## What is being asked
In the entries below, identify every line with the string "this" and copy it.
____ Data provided
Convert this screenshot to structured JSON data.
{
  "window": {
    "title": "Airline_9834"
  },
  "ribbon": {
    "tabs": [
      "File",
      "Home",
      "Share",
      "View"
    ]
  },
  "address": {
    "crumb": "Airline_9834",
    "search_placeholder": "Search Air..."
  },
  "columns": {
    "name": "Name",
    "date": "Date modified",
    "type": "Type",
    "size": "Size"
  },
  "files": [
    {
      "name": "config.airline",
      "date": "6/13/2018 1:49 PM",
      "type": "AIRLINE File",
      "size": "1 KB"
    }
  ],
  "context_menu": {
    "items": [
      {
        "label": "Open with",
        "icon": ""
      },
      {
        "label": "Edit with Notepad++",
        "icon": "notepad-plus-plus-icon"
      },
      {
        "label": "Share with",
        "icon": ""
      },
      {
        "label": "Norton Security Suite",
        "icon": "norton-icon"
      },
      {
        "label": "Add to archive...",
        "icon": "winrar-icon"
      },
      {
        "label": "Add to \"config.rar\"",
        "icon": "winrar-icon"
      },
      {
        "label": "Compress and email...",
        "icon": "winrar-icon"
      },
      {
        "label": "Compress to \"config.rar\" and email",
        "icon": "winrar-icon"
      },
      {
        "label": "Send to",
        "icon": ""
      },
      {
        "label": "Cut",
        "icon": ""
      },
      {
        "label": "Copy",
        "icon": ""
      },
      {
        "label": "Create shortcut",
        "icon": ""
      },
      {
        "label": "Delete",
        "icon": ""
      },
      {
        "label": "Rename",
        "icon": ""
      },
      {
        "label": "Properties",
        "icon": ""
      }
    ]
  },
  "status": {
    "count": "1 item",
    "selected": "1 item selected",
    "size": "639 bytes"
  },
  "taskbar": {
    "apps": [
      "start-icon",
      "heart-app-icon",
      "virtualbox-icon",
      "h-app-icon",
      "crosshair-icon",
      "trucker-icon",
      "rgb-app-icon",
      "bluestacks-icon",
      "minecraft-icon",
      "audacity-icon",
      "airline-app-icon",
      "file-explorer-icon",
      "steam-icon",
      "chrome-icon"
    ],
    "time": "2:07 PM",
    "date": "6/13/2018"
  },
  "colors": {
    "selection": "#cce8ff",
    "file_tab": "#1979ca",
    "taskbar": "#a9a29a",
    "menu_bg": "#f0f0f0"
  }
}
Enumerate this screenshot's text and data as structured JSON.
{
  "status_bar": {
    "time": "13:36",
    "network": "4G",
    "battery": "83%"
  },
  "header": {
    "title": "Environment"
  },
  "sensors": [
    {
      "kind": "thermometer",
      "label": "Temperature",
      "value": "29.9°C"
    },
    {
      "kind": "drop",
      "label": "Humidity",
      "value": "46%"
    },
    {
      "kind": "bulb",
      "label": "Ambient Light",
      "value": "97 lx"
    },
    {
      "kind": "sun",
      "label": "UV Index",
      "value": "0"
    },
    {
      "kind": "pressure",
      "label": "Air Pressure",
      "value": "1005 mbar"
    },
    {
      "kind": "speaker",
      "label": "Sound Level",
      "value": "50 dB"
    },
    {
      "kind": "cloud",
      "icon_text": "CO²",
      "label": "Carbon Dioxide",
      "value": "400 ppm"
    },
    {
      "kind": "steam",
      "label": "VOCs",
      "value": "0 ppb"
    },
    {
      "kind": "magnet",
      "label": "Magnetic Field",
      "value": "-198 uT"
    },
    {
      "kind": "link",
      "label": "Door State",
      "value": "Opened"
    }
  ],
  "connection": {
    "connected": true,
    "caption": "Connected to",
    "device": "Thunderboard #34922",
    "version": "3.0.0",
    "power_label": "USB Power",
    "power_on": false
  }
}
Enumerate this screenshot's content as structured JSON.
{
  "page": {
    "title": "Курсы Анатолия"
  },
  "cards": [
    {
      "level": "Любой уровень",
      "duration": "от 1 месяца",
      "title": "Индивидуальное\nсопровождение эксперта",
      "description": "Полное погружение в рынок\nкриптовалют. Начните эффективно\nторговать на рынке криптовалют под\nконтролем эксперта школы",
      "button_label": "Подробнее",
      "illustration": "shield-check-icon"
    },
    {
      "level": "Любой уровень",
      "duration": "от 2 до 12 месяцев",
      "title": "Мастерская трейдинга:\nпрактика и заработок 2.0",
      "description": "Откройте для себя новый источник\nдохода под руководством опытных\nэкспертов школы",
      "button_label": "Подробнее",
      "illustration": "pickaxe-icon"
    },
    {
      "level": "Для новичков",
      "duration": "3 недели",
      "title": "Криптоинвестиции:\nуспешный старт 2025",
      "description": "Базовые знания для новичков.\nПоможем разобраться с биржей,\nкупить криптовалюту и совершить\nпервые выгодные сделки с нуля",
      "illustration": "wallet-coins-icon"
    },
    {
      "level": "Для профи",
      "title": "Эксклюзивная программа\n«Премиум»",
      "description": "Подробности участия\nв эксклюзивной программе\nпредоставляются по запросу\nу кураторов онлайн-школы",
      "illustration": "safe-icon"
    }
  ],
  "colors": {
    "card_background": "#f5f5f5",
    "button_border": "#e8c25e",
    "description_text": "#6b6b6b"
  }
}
________
## Exercise answer
Convert this screenshot to structured JSON data.
Enumerate this screenshot's text and data as structured JSON.
Enumerate this screenshot's content as structured JSON.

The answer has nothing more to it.